**Stated task**
Produce an exact copy of all the records.

<<<<

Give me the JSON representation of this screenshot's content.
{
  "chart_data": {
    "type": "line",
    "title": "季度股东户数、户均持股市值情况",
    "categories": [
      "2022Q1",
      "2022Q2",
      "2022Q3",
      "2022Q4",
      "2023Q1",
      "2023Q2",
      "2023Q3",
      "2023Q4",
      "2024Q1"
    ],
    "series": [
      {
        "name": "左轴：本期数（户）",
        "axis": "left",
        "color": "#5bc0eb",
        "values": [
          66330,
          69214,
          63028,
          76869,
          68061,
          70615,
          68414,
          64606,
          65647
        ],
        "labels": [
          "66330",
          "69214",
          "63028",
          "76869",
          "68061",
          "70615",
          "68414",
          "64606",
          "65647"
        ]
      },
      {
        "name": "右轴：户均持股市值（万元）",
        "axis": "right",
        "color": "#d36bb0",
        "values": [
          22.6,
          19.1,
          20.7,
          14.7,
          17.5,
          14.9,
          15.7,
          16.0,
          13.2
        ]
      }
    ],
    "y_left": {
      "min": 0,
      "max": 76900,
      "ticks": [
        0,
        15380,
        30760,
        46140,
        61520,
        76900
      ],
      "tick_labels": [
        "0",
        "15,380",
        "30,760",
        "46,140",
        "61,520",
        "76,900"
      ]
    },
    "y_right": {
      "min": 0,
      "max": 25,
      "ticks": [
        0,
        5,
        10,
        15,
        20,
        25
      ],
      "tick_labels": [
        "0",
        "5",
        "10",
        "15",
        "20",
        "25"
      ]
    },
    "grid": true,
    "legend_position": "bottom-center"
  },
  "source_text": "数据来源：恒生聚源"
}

>>>>

**Reply**
Give me the JSON representation of this screenshot's content.
{
  "chart_data": {
    "type": "line",
    "title": "季度股东户数、户均持股市值情况",
    "categories": [
      "2022Q1",
      "2022Q2",
      "2022Q3",
      "2022Q4",
      "2023Q1",
      "2023Q2",
      "2023Q3",
      "2023Q4",
      "2024Q1"
    ],
    "series": [
      {
        "name": "左轴：本期数（户）",
        "axis": "left",
        "color": "#5bc0eb",
        "values": [
          66330,
          69214,
          63028,
          76869,
          68061,
          70615,
          68414,
          64606,
          65647
        ],
        "labels": [
          "66330",
          "69214",
          "63028",
          "76869",
          "68061",
          "70615",
          "68414",
          "64606",
          "65647"
        ]
      },
      {
        "name": "右轴：户均持股市值（万元）",
        "axis": "right",
        "color": "#d36bb0",
        "values": [
          22.6,
          19.1,
          20.7,
          14.7,
          17.5,
          14.9,
          15.7,
          16.0,
          13.2
        ]
      }
    ],
    "y_left": {
      "min": 0,
      "max": 76900,
      "ticks": [
        0,
        15380,
        30760,
        46140,
        61520,
        76900
      ],
      "tick_labels": [
        "0",
        "15,380",
        "30,760",
        "46,140",
        "61,520",
        "76,900"
      ]
    },
    "y_right": {
      "min": 0,
      "max": 25,
      "ticks": [
        0,
        5,
        10,
        15,
        20,
        25
      ],
      "tick_labels": [
        "0",
        "5",
        "10",
        "15",
        "20",
        "25"
      ]
    },
    "grid": true,
    "legend_position": "bottom-center"
  },
  "source_text": "数据来源：恒生聚源"
}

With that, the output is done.